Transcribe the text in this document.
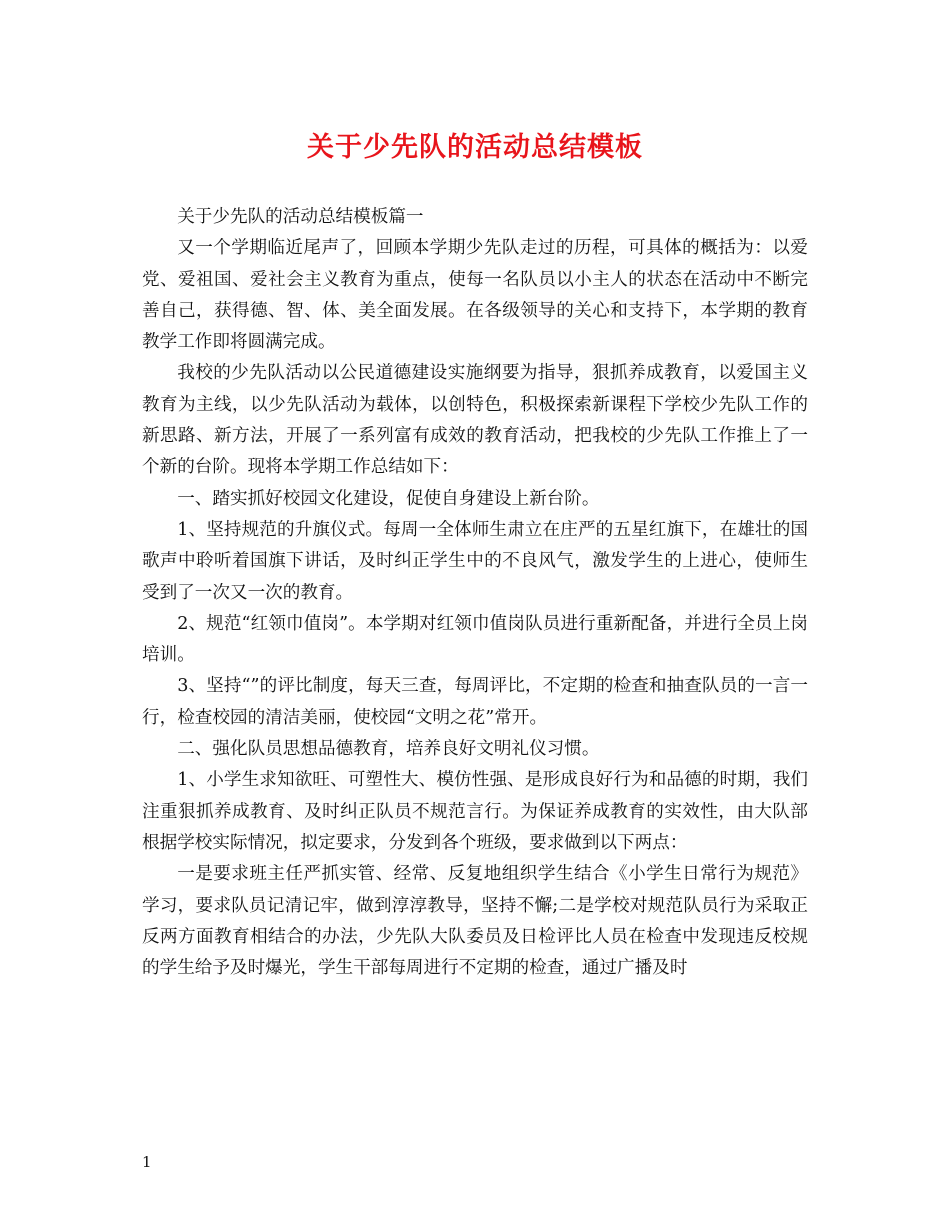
关于少先队的活动总结模板

关于少先队的活动总结模板篇一

又一个学期临近尾声了，回顾本学期少先队走过的历程，可具体的概括为：以爱党、爱祖国、爱社会主义教育为重点，使每一名队员以小主人的状态在活动中不断完善自己，获得德、智、体、美全面发展。在各级领导的关心和支持下，本学期的教育教学工作即将圆满完成。

我校的少先队活动以公民道德建设实施纲要为指导，狠抓养成教育，以爱国主义教育为主线，以少先队活动为载体，以创特色，积极探索新课程下学校少先队工作的新思路、新方法，开展了一系列富有成效的教育活动，把我校的少先队工作推上了一个新的台阶。现将本学期工作总结如下：

一、踏实抓好校园文化建设，促使自身建设上新台阶。

1、坚持规范的升旗仪式。每周一全体师生肃立在庄严的五星红旗下，在雄壮的国歌声中聆听着国旗下讲话，及时纠正学生中的不良风气，激发学生的上进心，使师生受到了一次又一次的教育。

2、规范“红领巾值岗”。本学期对红领巾值岗队员进行重新配备，并进行全员上岗培训。

3、坚持“”的评比制度，每天三查，每周评比，不定期的检查和抽查队员的一言一行，检查校园的清洁美丽，使校园“文明之花”常开。

二、强化队员思想品德教育，培养良好文明礼仪习惯。

1、小学生求知欲旺、可塑性大、模仿性强、是形成良好行为和品德的时期，我们注重狠抓养成教育、及时纠正队员不规范言行。为保证养成教育的实效性，由大队部根据学校实际情况，拟定要求，分发到各个班级，要求做到以下两点：

一是要求班主任严抓实管、经常、反复地组织学生结合《小学生日常行为规范》学习，要求队员记清记牢，做到淳淳教导，坚持不懈;二是学校对规范队员行为采取正反两方面教育相结合的办法，少先队大队委员及日检评比人员在检查中发现违反校规的学生给予及时爆光，学生干部每周进行不定期的检查，通过广播及时

1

******

=== DIRECTIONS ===
Write out the entries above verbatim; the pictures do not belong in your copy.

=== WRITTEN SOLUTION ===
Transcribe the text in this document.
关于少先队的活动总结模板

关于少先队的活动总结模板篇一

又一个学期临近尾声了，回顾本学期少先队走过的历程，可具体的概括为：以爱党、爱祖国、爱社会主义教育为重点，使每一名队员以小主人的状态在活动中不断完善自己，获得德、智、体、美全面发展。在各级领导的关心和支持下，本学期的教育教学工作即将圆满完成。

我校的少先队活动以公民道德建设实施纲要为指导，狠抓养成教育，以爱国主义教育为主线，以少先队活动为载体，以创特色，积极探索新课程下学校少先队工作的新思路、新方法，开展了一系列富有成效的教育活动，把我校的少先队工作推上了一个新的台阶。现将本学期工作总结如下：

一、踏实抓好校园文化建设，促使自身建设上新台阶。

1、坚持规范的升旗仪式。每周一全体师生肃立在庄严的五星红旗下，在雄壮的国歌声中聆听着国旗下讲话，及时纠正学生中的不良风气，激发学生的上进心，使师生受到了一次又一次的教育。

2、规范“红领巾值岗”。本学期对红领巾值岗队员进行重新配备，并进行全员上岗培训。

3、坚持“”的评比制度，每天三查，每周评比，不定期的检查和抽查队员的一言一行，检查校园的清洁美丽，使校园“文明之花”常开。

二、强化队员思想品德教育，培养良好文明礼仪习惯。

1、小学生求知欲旺、可塑性大、模仿性强、是形成良好行为和品德的时期，我们注重狠抓养成教育、及时纠正队员不规范言行。为保证养成教育的实效性，由大队部根据学校实际情况，拟定要求，分发到各个班级，要求做到以下两点：

一是要求班主任严抓实管、经常、反复地组织学生结合《小学生日常行为规范》学习，要求队员记清记牢，做到淳淳教导，坚持不懈;二是学校对规范队员行为采取正反两方面教育相结合的办法，少先队大队委员及日检评比人员在检查中发现违反校规的学生给予及时爆光，学生干部每周进行不定期的检查，通过广播及时

1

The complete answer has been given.